### [Given exercise]
Transcribe the lines exactly, beginning with the one that contains "Decode this image" and ending with the final line of the records. Do not transcribe pictures.
** start of Provided entries **
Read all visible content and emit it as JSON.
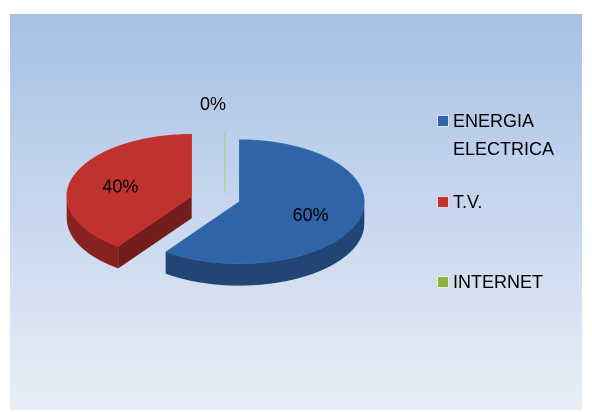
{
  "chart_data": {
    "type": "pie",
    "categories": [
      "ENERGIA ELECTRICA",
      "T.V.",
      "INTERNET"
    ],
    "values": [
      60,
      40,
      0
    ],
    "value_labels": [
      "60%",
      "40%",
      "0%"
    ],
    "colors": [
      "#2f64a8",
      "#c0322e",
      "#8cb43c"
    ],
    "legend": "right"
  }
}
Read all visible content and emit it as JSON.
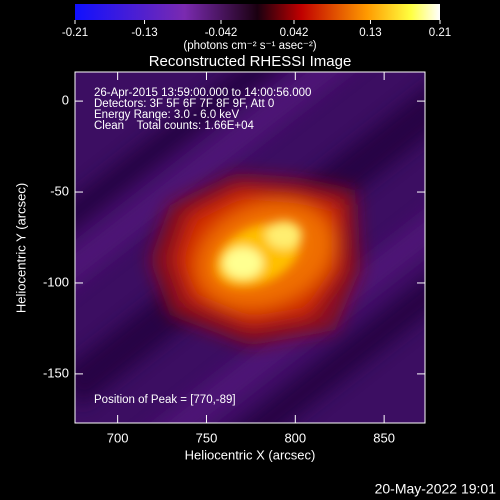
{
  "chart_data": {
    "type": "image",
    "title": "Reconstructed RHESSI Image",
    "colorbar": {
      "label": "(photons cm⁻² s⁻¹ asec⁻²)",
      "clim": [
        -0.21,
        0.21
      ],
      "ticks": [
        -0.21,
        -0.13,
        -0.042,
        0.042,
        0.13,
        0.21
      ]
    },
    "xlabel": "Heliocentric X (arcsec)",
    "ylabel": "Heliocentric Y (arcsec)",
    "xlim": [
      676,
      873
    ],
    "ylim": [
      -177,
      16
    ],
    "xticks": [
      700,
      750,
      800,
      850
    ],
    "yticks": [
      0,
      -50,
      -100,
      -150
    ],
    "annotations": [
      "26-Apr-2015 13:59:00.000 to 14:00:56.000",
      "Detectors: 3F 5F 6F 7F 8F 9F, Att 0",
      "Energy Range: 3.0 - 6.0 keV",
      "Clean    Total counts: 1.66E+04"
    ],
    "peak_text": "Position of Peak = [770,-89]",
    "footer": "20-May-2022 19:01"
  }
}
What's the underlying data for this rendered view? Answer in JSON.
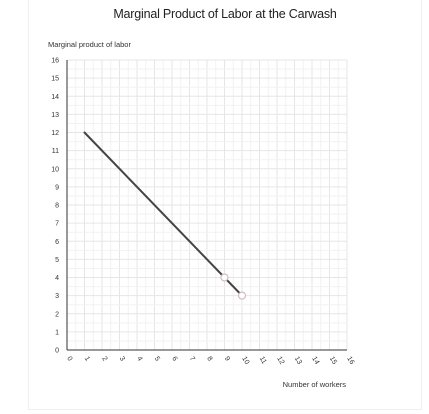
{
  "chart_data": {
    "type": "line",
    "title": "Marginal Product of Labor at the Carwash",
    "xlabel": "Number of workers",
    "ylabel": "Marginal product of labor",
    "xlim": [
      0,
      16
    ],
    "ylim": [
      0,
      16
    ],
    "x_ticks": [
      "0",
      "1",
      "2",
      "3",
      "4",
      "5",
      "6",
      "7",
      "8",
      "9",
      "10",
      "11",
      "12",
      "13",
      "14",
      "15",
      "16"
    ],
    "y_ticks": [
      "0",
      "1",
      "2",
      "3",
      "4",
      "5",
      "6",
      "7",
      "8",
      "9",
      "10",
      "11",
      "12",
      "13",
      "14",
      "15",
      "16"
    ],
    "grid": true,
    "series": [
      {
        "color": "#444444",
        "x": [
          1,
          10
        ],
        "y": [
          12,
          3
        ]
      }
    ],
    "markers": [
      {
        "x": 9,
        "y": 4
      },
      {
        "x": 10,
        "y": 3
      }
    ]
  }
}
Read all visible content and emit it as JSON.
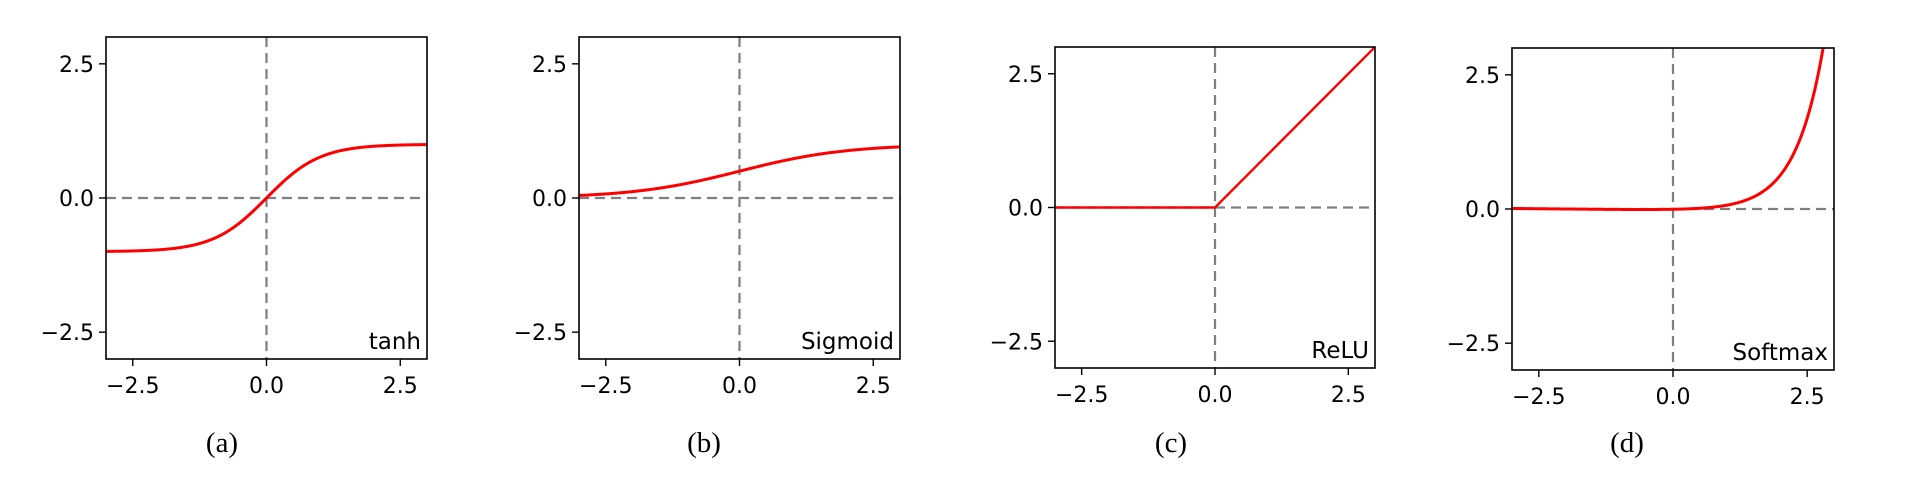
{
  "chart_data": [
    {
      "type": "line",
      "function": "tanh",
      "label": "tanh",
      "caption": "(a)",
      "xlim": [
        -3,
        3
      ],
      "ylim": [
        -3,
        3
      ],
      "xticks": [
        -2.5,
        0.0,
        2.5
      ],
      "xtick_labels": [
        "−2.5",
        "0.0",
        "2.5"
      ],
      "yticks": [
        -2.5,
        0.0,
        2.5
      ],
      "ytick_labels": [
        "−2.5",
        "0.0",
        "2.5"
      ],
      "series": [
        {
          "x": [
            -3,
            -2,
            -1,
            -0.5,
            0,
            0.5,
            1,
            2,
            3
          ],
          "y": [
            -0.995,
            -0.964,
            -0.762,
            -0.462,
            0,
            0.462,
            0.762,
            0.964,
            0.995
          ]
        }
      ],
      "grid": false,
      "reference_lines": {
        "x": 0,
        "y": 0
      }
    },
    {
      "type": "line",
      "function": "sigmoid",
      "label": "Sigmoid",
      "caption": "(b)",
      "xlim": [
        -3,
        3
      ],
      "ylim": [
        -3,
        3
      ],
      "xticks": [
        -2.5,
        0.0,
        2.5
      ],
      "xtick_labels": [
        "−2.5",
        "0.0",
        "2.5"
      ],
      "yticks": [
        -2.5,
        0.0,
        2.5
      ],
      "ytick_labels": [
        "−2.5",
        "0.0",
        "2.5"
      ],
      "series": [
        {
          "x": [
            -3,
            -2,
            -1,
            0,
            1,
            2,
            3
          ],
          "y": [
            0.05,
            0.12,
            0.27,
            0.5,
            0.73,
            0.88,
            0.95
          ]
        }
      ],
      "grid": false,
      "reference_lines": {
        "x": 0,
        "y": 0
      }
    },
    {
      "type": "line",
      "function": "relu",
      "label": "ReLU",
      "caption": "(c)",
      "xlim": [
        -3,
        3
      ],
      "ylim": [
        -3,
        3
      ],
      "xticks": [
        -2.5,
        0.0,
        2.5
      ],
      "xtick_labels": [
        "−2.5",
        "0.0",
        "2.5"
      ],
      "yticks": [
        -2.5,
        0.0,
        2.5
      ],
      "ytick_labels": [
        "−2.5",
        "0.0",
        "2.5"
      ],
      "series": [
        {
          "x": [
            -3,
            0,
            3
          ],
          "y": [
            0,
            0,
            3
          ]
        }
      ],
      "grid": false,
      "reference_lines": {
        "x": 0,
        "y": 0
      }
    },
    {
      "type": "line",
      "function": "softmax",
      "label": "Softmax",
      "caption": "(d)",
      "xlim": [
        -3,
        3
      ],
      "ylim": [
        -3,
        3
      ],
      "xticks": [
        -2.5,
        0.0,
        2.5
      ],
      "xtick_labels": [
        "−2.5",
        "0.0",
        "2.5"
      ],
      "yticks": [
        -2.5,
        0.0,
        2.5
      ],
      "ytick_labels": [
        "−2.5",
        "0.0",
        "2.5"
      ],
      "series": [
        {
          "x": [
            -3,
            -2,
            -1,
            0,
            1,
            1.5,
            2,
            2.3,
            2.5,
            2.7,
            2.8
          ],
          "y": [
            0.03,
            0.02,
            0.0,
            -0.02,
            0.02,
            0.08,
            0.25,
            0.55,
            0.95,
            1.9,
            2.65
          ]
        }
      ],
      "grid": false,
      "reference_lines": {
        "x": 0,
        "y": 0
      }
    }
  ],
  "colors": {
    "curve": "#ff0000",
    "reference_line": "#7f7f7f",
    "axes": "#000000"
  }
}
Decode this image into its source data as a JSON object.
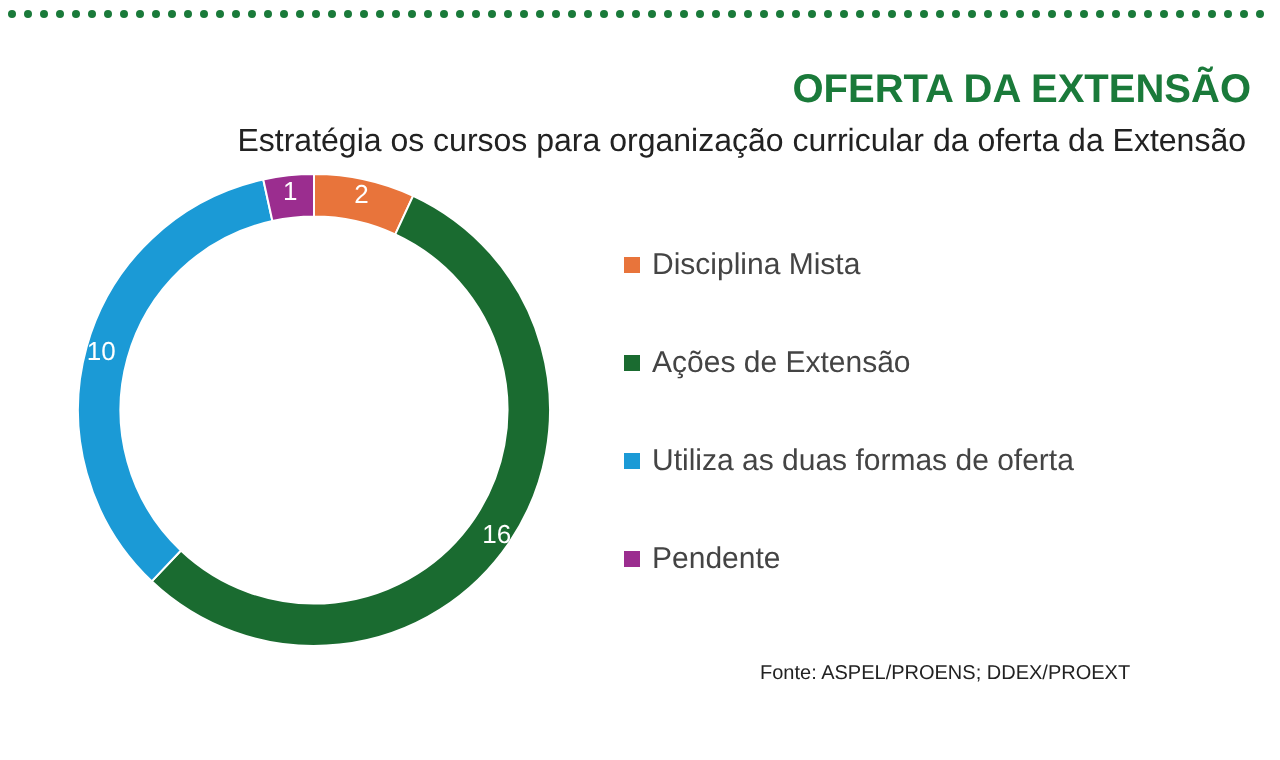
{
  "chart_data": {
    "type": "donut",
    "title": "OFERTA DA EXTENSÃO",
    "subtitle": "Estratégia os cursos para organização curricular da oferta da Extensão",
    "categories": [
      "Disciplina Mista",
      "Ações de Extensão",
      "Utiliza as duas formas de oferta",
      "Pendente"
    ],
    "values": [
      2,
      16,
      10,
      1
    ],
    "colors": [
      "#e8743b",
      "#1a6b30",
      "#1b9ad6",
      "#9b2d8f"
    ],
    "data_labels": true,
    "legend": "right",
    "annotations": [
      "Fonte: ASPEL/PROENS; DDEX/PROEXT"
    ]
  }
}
** end of Provided entries **
### [Answer to the problem]
Decode this image into its source data as a JSON object.
{
  "chart_data": {
    "type": "donut",
    "title": "OFERTA DA EXTENSÃO",
    "subtitle": "Estratégia os cursos para organização curricular da oferta da Extensão",
    "categories": [
      "Disciplina Mista",
      "Ações de Extensão",
      "Utiliza as duas formas de oferta",
      "Pendente"
    ],
    "values": [
      2,
      16,
      10,
      1
    ],
    "colors": [
      "#e8743b",
      "#1a6b30",
      "#1b9ad6",
      "#9b2d8f"
    ],
    "data_labels": true,
    "legend": "right",
    "annotations": [
      "Fonte: ASPEL/PROENS; DDEX/PROEXT"
    ]
  }
}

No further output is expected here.